(Stored data)
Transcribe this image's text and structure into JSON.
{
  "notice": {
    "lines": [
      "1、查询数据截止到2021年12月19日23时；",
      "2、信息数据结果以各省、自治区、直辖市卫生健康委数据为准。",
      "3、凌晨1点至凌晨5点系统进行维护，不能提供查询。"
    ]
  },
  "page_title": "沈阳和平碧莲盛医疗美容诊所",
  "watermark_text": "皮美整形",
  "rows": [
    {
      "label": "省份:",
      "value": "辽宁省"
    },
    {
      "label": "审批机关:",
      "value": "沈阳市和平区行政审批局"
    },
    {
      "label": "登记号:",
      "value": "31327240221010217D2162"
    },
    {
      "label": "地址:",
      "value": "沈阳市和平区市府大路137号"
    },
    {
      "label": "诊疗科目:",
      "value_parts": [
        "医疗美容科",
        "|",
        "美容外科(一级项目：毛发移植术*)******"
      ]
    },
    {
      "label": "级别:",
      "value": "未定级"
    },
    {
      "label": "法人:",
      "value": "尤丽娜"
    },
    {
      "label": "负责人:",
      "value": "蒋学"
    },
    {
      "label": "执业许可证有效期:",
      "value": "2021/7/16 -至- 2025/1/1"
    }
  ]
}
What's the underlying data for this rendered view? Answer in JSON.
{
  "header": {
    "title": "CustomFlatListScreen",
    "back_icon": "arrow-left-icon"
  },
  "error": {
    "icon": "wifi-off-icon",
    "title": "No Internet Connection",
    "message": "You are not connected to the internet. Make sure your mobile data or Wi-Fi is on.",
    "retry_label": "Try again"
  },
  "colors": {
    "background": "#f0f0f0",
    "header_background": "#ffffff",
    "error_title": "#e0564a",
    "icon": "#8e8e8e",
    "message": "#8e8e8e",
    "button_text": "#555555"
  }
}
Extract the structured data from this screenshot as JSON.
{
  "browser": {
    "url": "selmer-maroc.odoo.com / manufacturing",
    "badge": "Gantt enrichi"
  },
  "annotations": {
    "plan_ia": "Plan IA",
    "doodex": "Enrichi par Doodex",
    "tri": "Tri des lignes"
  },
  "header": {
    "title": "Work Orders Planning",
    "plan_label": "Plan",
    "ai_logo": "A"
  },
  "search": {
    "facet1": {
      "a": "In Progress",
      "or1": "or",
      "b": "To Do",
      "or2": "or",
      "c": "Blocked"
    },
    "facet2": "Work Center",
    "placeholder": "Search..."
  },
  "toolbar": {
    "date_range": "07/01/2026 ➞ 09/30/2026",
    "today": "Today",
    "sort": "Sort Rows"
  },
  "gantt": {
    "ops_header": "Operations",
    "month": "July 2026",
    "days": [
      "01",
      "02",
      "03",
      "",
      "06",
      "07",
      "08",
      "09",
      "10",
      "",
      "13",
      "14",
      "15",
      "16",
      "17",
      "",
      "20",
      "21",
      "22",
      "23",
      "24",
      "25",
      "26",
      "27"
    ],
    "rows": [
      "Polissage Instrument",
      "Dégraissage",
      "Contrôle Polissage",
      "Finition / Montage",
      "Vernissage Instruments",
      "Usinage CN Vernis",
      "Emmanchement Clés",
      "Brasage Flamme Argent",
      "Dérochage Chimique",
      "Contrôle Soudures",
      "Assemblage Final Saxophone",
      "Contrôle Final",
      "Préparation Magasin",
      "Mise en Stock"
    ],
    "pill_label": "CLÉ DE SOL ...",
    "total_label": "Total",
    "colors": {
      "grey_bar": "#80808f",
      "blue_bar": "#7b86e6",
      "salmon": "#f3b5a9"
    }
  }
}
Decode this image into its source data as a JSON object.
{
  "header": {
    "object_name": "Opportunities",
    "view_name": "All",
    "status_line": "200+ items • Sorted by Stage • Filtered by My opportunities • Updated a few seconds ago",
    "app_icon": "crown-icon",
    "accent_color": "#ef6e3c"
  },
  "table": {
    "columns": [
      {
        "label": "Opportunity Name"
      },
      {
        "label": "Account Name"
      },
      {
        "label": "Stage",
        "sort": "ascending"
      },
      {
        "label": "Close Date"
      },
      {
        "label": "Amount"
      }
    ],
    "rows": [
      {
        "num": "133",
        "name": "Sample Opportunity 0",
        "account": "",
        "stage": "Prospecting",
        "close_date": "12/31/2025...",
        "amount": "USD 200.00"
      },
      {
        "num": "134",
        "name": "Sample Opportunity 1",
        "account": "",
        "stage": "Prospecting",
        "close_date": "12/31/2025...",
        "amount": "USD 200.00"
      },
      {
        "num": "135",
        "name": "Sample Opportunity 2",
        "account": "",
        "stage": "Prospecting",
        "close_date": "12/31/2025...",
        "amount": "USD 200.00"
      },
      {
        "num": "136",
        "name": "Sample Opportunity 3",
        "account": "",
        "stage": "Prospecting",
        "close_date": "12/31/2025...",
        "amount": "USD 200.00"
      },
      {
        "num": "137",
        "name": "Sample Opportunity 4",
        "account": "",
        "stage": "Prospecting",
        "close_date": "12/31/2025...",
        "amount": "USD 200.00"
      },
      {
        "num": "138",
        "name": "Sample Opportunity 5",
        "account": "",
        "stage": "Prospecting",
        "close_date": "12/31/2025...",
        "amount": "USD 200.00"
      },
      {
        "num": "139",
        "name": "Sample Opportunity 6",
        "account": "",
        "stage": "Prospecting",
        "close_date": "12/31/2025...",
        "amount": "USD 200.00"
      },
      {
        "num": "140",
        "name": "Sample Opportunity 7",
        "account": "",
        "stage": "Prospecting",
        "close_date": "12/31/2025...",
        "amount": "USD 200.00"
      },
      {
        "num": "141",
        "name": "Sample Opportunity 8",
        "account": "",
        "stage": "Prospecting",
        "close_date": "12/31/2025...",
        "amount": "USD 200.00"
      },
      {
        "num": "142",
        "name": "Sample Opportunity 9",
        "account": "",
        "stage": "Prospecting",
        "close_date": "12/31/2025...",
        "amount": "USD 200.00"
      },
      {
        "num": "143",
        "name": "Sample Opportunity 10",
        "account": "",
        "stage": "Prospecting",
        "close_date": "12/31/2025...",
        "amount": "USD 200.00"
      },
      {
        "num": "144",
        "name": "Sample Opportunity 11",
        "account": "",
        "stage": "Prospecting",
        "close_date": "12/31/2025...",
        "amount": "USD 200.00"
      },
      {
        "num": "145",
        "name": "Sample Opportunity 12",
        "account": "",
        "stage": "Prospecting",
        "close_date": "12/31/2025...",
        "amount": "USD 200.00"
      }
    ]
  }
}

Brief: Take the lines above and print them exactly.

Solution to this problem:
Transcribe this image's text and structure into JSON.
{
  "notice": {
    "lines": [
      "1、查询数据截止到2021年12月19日23时；",
      "2、信息数据结果以各省、自治区、直辖市卫生健康委数据为准。",
      "3、凌晨1点至凌晨5点系统进行维护，不能提供查询。"
    ]
  },
  "page_title": "沈阳和平碧莲盛医疗美容诊所",
  "watermark_text": "皮美整形",
  "rows": [
    {
      "label": "省份:",
      "value": "辽宁省"
    },
    {
      "label": "审批机关:",
      "value": "沈阳市和平区行政审批局"
    },
    {
      "label": "登记号:",
      "value": "31327240221010217D2162"
    },
    {
      "label": "地址:",
      "value": "沈阳市和平区市府大路137号"
    },
    {
      "label": "诊疗科目:",
      "value_parts": [
        "医疗美容科",
        "|",
        "美容外科(一级项目：毛发移植术*)******"
      ]
    },
    {
      "label": "级别:",
      "value": "未定级"
    },
    {
      "label": "法人:",
      "value": "尤丽娜"
    },
    {
      "label": "负责人:",
      "value": "蒋学"
    },
    {
      "label": "执业许可证有效期:",
      "value": "2021/7/16 -至- 2025/1/1"
    }
  ]
}
What's the underlying data for this rendered view? Answer in JSON.
{
  "header": {
    "title": "CustomFlatListScreen",
    "back_icon": "arrow-left-icon"
  },
  "error": {
    "icon": "wifi-off-icon",
    "title": "No Internet Connection",
    "message": "You are not connected to the internet. Make sure your mobile data or Wi-Fi is on.",
    "retry_label": "Try again"
  },
  "colors": {
    "background": "#f0f0f0",
    "header_background": "#ffffff",
    "error_title": "#e0564a",
    "icon": "#8e8e8e",
    "message": "#8e8e8e",
    "button_text": "#555555"
  }
}
Extract the structured data from this screenshot as JSON.
{
  "browser": {
    "url": "selmer-maroc.odoo.com / manufacturing",
    "badge": "Gantt enrichi"
  },
  "annotations": {
    "plan_ia": "Plan IA",
    "doodex": "Enrichi par Doodex",
    "tri": "Tri des lignes"
  },
  "header": {
    "title": "Work Orders Planning",
    "plan_label": "Plan",
    "ai_logo": "A"
  },
  "search": {
    "facet1": {
      "a": "In Progress",
      "or1": "or",
      "b": "To Do",
      "or2": "or",
      "c": "Blocked"
    },
    "facet2": "Work Center",
    "placeholder": "Search..."
  },
  "toolbar": {
    "date_range": "07/01/2026 ➞ 09/30/2026",
    "today": "Today",
    "sort": "Sort Rows"
  },
  "gantt": {
    "ops_header": "Operations",
    "month": "July 2026",
    "days": [
      "01",
      "02",
      "03",
      "",
      "06",
      "07",
      "08",
      "09",
      "10",
      "",
      "13",
      "14",
      "15",
      "16",
      "17",
      "",
      "20",
      "21",
      "22",
      "23",
      "24",
      "25",
      "26",
      "27"
    ],
    "rows": [
      "Polissage Instrument",
      "Dégraissage",
      "Contrôle Polissage",
      "Finition / Montage",
      "Vernissage Instruments",
      "Usinage CN Vernis",
      "Emmanchement Clés",
      "Brasage Flamme Argent",
      "Dérochage Chimique",
      "Contrôle Soudures",
      "Assemblage Final Saxophone",
      "Contrôle Final",
      "Préparation Magasin",
      "Mise en Stock"
    ],
    "pill_label": "CLÉ DE SOL ...",
    "total_label": "Total",
    "colors": {
      "grey_bar": "#80808f",
      "blue_bar": "#7b86e6",
      "salmon": "#f3b5a9"
    }
  }
}
Decode this image into its source data as a JSON object.
{
  "header": {
    "object_name": "Opportunities",
    "view_name": "All",
    "status_line": "200+ items • Sorted by Stage • Filtered by My opportunities • Updated a few seconds ago",
    "app_icon": "crown-icon",
    "accent_color": "#ef6e3c"
  },
  "table": {
    "columns": [
      {
        "label": "Opportunity Name"
      },
      {
        "label": "Account Name"
      },
      {
        "label": "Stage",
        "sort": "ascending"
      },
      {
        "label": "Close Date"
      },
      {
        "label": "Amount"
      }
    ],
    "rows": [
      {
        "num": "133",
        "name": "Sample Opportunity 0",
        "account": "",
        "stage": "Prospecting",
        "close_date": "12/31/2025...",
        "amount": "USD 200.00"
      },
      {
        "num": "134",
        "name": "Sample Opportunity 1",
        "account": "",
        "stage": "Prospecting",
        "close_date": "12/31/2025...",
        "amount": "USD 200.00"
      },
      {
        "num": "135",
        "name": "Sample Opportunity 2",
        "account": "",
        "stage": "Prospecting",
        "close_date": "12/31/2025...",
        "amount": "USD 200.00"
      },
      {
        "num": "136",
        "name": "Sample Opportunity 3",
        "account": "",
        "stage": "Prospecting",
        "close_date": "12/31/2025...",
        "amount": "USD 200.00"
      },
      {
        "num": "137",
        "name": "Sample Opportunity 4",
        "account": "",
        "stage": "Prospecting",
        "close_date": "12/31/2025...",
        "amount": "USD 200.00"
      },
      {
        "num": "138",
        "name": "Sample Opportunity 5",
        "account": "",
        "stage": "Prospecting",
        "close_date": "12/31/2025...",
        "amount": "USD 200.00"
      },
      {
        "num": "139",
        "name": "Sample Opportunity 6",
        "account": "",
        "stage": "Prospecting",
        "close_date": "12/31/2025...",
        "amount": "USD 200.00"
      },
      {
        "num": "140",
        "name": "Sample Opportunity 7",
        "account": "",
        "stage": "Prospecting",
        "close_date": "12/31/2025...",
        "amount": "USD 200.00"
      },
      {
        "num": "141",
        "name": "Sample Opportunity 8",
        "account": "",
        "stage": "Prospecting",
        "close_date": "12/31/2025...",
        "amount": "USD 200.00"
      },
      {
        "num": "142",
        "name": "Sample Opportunity 9",
        "account": "",
        "stage": "Prospecting",
        "close_date": "12/31/2025...",
        "amount": "USD 200.00"
      },
      {
        "num": "143",
        "name": "Sample Opportunity 10",
        "account": "",
        "stage": "Prospecting",
        "close_date": "12/31/2025...",
        "amount": "USD 200.00"
      },
      {
        "num": "144",
        "name": "Sample Opportunity 11",
        "account": "",
        "stage": "Prospecting",
        "close_date": "12/31/2025...",
        "amount": "USD 200.00"
      },
      {
        "num": "145",
        "name": "Sample Opportunity 12",
        "account": "",
        "stage": "Prospecting",
        "close_date": "12/31/2025...",
        "amount": "USD 200.00"
      }
    ]
  }
}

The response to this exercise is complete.